Problem to work on: Take the material below and retype it in full; pictures are left out.
__________________________________________________
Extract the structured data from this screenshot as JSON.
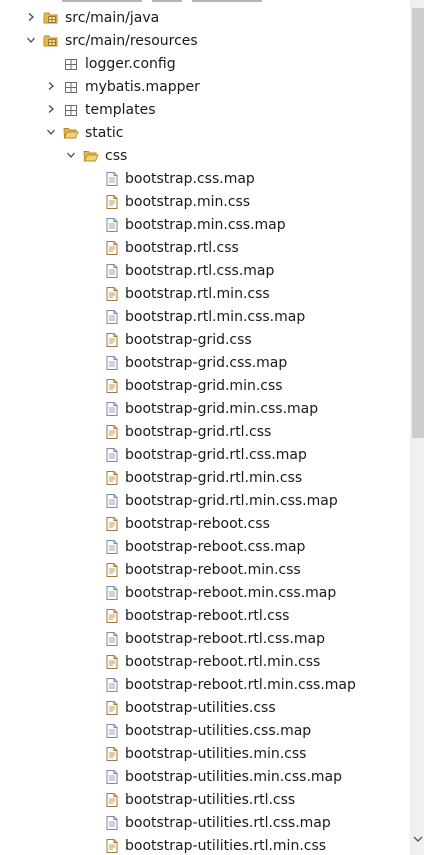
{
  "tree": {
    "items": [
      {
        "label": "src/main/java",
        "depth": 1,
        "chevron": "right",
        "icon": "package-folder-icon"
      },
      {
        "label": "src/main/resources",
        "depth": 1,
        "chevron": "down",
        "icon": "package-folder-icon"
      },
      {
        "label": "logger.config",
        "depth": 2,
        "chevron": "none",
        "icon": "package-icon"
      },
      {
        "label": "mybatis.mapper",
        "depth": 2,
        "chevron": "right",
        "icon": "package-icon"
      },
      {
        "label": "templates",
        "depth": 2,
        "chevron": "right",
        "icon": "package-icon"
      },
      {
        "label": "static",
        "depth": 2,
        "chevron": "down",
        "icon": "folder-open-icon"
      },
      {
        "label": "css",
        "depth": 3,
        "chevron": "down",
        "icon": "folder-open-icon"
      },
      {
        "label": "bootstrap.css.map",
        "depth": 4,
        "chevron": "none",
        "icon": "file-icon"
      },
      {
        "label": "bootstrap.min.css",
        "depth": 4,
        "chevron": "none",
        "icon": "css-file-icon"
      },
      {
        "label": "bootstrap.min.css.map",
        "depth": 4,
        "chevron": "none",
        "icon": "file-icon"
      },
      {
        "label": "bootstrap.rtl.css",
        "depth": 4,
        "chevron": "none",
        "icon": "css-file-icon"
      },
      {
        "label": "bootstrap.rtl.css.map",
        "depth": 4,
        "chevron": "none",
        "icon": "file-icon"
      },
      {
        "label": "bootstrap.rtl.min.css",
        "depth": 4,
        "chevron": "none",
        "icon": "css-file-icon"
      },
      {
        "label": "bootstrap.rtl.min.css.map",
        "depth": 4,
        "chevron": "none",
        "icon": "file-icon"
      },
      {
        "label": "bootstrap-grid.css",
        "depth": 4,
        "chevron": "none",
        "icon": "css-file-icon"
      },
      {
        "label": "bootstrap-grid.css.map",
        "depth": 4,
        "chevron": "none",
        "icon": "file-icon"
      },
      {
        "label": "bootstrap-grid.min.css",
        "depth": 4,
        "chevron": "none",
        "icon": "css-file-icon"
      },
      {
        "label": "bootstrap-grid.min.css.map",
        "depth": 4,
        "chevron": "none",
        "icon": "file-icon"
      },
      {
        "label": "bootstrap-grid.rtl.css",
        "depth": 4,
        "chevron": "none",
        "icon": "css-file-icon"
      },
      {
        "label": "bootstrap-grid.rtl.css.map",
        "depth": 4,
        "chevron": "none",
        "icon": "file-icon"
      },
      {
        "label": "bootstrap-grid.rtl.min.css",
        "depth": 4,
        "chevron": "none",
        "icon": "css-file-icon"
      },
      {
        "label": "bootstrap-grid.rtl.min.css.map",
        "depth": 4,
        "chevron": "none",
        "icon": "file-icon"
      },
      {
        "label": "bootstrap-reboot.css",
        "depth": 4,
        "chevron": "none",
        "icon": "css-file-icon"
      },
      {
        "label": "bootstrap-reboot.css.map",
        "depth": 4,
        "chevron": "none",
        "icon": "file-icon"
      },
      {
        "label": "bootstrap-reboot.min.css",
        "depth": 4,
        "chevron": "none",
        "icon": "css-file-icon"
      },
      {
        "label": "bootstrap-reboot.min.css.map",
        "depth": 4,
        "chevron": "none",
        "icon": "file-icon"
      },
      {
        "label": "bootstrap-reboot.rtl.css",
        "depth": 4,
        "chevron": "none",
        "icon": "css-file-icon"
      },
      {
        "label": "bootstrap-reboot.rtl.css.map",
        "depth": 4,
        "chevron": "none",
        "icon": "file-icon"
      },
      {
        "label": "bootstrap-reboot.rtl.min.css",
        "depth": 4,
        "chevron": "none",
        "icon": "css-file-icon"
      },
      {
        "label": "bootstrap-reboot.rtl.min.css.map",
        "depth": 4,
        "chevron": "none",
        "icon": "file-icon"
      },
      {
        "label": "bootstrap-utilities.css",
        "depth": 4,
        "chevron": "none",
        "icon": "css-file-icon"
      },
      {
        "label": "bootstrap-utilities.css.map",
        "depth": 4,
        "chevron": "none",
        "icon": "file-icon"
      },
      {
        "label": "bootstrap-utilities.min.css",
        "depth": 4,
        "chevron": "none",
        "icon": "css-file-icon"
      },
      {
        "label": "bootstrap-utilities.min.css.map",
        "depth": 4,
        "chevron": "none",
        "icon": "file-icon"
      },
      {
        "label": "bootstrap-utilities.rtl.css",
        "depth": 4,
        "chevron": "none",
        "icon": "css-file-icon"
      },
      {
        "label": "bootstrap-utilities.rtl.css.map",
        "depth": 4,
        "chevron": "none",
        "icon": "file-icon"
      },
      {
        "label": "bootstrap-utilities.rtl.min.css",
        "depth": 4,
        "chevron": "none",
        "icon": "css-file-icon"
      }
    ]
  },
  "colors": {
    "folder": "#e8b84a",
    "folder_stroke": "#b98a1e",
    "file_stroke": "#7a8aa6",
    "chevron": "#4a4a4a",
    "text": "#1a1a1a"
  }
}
__________________________________________________
In response:
Extract the structured data from this screenshot as JSON.
{
  "tree": {
    "items": [
      {
        "label": "src/main/java",
        "depth": 1,
        "chevron": "right",
        "icon": "package-folder-icon"
      },
      {
        "label": "src/main/resources",
        "depth": 1,
        "chevron": "down",
        "icon": "package-folder-icon"
      },
      {
        "label": "logger.config",
        "depth": 2,
        "chevron": "none",
        "icon": "package-icon"
      },
      {
        "label": "mybatis.mapper",
        "depth": 2,
        "chevron": "right",
        "icon": "package-icon"
      },
      {
        "label": "templates",
        "depth": 2,
        "chevron": "right",
        "icon": "package-icon"
      },
      {
        "label": "static",
        "depth": 2,
        "chevron": "down",
        "icon": "folder-open-icon"
      },
      {
        "label": "css",
        "depth": 3,
        "chevron": "down",
        "icon": "folder-open-icon"
      },
      {
        "label": "bootstrap.css.map",
        "depth": 4,
        "chevron": "none",
        "icon": "file-icon"
      },
      {
        "label": "bootstrap.min.css",
        "depth": 4,
        "chevron": "none",
        "icon": "css-file-icon"
      },
      {
        "label": "bootstrap.min.css.map",
        "depth": 4,
        "chevron": "none",
        "icon": "file-icon"
      },
      {
        "label": "bootstrap.rtl.css",
        "depth": 4,
        "chevron": "none",
        "icon": "css-file-icon"
      },
      {
        "label": "bootstrap.rtl.css.map",
        "depth": 4,
        "chevron": "none",
        "icon": "file-icon"
      },
      {
        "label": "bootstrap.rtl.min.css",
        "depth": 4,
        "chevron": "none",
        "icon": "css-file-icon"
      },
      {
        "label": "bootstrap.rtl.min.css.map",
        "depth": 4,
        "chevron": "none",
        "icon": "file-icon"
      },
      {
        "label": "bootstrap-grid.css",
        "depth": 4,
        "chevron": "none",
        "icon": "css-file-icon"
      },
      {
        "label": "bootstrap-grid.css.map",
        "depth": 4,
        "chevron": "none",
        "icon": "file-icon"
      },
      {
        "label": "bootstrap-grid.min.css",
        "depth": 4,
        "chevron": "none",
        "icon": "css-file-icon"
      },
      {
        "label": "bootstrap-grid.min.css.map",
        "depth": 4,
        "chevron": "none",
        "icon": "file-icon"
      },
      {
        "label": "bootstrap-grid.rtl.css",
        "depth": 4,
        "chevron": "none",
        "icon": "css-file-icon"
      },
      {
        "label": "bootstrap-grid.rtl.css.map",
        "depth": 4,
        "chevron": "none",
        "icon": "file-icon"
      },
      {
        "label": "bootstrap-grid.rtl.min.css",
        "depth": 4,
        "chevron": "none",
        "icon": "css-file-icon"
      },
      {
        "label": "bootstrap-grid.rtl.min.css.map",
        "depth": 4,
        "chevron": "none",
        "icon": "file-icon"
      },
      {
        "label": "bootstrap-reboot.css",
        "depth": 4,
        "chevron": "none",
        "icon": "css-file-icon"
      },
      {
        "label": "bootstrap-reboot.css.map",
        "depth": 4,
        "chevron": "none",
        "icon": "file-icon"
      },
      {
        "label": "bootstrap-reboot.min.css",
        "depth": 4,
        "chevron": "none",
        "icon": "css-file-icon"
      },
      {
        "label": "bootstrap-reboot.min.css.map",
        "depth": 4,
        "chevron": "none",
        "icon": "file-icon"
      },
      {
        "label": "bootstrap-reboot.rtl.css",
        "depth": 4,
        "chevron": "none",
        "icon": "css-file-icon"
      },
      {
        "label": "bootstrap-reboot.rtl.css.map",
        "depth": 4,
        "chevron": "none",
        "icon": "file-icon"
      },
      {
        "label": "bootstrap-reboot.rtl.min.css",
        "depth": 4,
        "chevron": "none",
        "icon": "css-file-icon"
      },
      {
        "label": "bootstrap-reboot.rtl.min.css.map",
        "depth": 4,
        "chevron": "none",
        "icon": "file-icon"
      },
      {
        "label": "bootstrap-utilities.css",
        "depth": 4,
        "chevron": "none",
        "icon": "css-file-icon"
      },
      {
        "label": "bootstrap-utilities.css.map",
        "depth": 4,
        "chevron": "none",
        "icon": "file-icon"
      },
      {
        "label": "bootstrap-utilities.min.css",
        "depth": 4,
        "chevron": "none",
        "icon": "css-file-icon"
      },
      {
        "label": "bootstrap-utilities.min.css.map",
        "depth": 4,
        "chevron": "none",
        "icon": "file-icon"
      },
      {
        "label": "bootstrap-utilities.rtl.css",
        "depth": 4,
        "chevron": "none",
        "icon": "css-file-icon"
      },
      {
        "label": "bootstrap-utilities.rtl.css.map",
        "depth": 4,
        "chevron": "none",
        "icon": "file-icon"
      },
      {
        "label": "bootstrap-utilities.rtl.min.css",
        "depth": 4,
        "chevron": "none",
        "icon": "css-file-icon"
      }
    ]
  },
  "colors": {
    "folder": "#e8b84a",
    "folder_stroke": "#b98a1e",
    "file_stroke": "#7a8aa6",
    "chevron": "#4a4a4a",
    "text": "#1a1a1a"
  }
}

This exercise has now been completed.